Exercise: Pick out the lines below that contain the string "monster" and copy them all.

*****

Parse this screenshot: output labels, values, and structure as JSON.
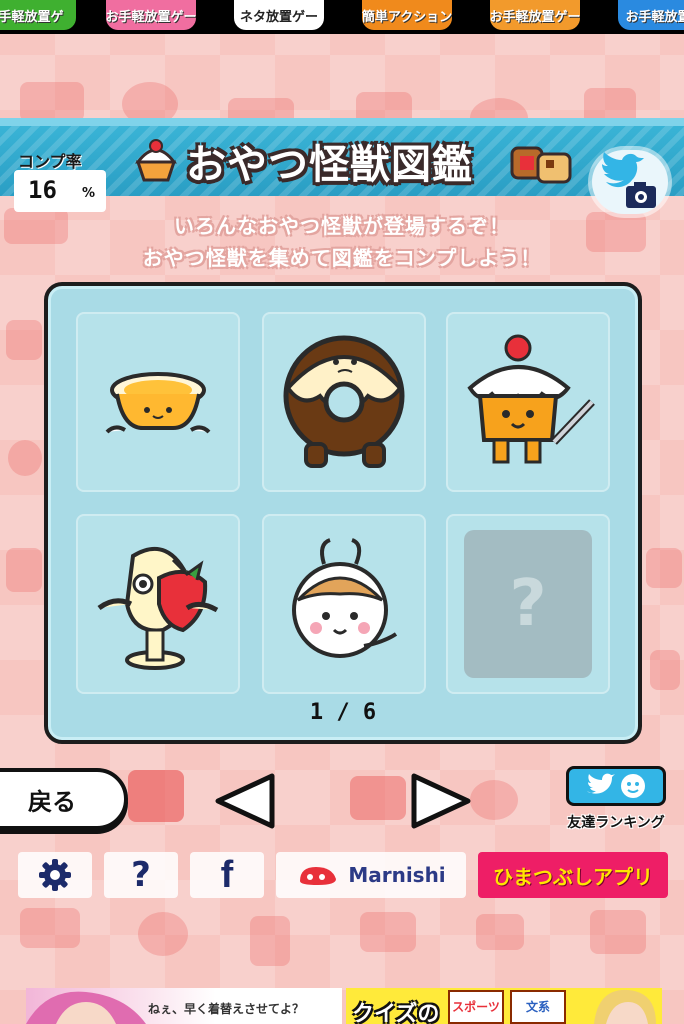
{
  "top_ads": [
    {
      "label": "手軽放置ゲ",
      "color": "#3fb030"
    },
    {
      "label": "お手軽放置ゲー",
      "color": "#f06ea0"
    },
    {
      "label": "ネタ放置ゲー",
      "color": "#ffffff"
    },
    {
      "label": "簡単アクション",
      "color": "#f08a1c"
    },
    {
      "label": "お手軽放置ゲー",
      "color": "#f29a2c"
    },
    {
      "label": "お手軽放置",
      "color": "#2a8ae0"
    }
  ],
  "header": {
    "completion_label": "コンプ率",
    "completion_value": "16",
    "completion_unit": "%",
    "completion_percent": 16,
    "title": "おやつ怪獣図鑑",
    "share_icon": "twitter-camera-icon"
  },
  "subtitle": {
    "line1": "いろんなおやつ怪獣が登場するぞ！",
    "line2": "おやつ怪獣を集めて図鑑をコンプしよう！"
  },
  "collection": {
    "items": [
      {
        "name": "pudding-monster-icon",
        "unlocked": true
      },
      {
        "name": "donut-monster-icon",
        "unlocked": true
      },
      {
        "name": "cake-monster-icon",
        "unlocked": true
      },
      {
        "name": "strawberry-monster-icon",
        "unlocked": true
      },
      {
        "name": "snail-monster-icon",
        "unlocked": true
      },
      {
        "name": "locked-slot",
        "unlocked": false,
        "label": "?"
      }
    ],
    "page_indicator": "1 / 6"
  },
  "nav": {
    "back_label": "戻る",
    "prev_icon": "left-arrow-icon",
    "next_icon": "right-arrow-icon",
    "ranking_label": "友達ランキング"
  },
  "menu": {
    "settings_icon": "gear-icon",
    "help_label": "?",
    "facebook_label": "f",
    "marnishi_label": "Marnishi",
    "himatsubushi_label": "ひまつぶしアプリ"
  },
  "bottom_ads": {
    "left_text": "ねぇ、早く着替えさせてよ？",
    "right_text": "クイズの",
    "tags": [
      "スポーツ",
      "文系"
    ]
  },
  "colors": {
    "background": "#f7c6c1",
    "banner": "#2a9ec4",
    "panel": "#a9dbe6",
    "accent_pink": "#ee1e66",
    "accent_yellow": "#ffe600"
  }
}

*****

Task output:
        "name": "pudding-monster-icon",
        "name": "donut-monster-icon",
        "name": "cake-monster-icon",
        "name": "strawberry-monster-icon",
        "name": "snail-monster-icon",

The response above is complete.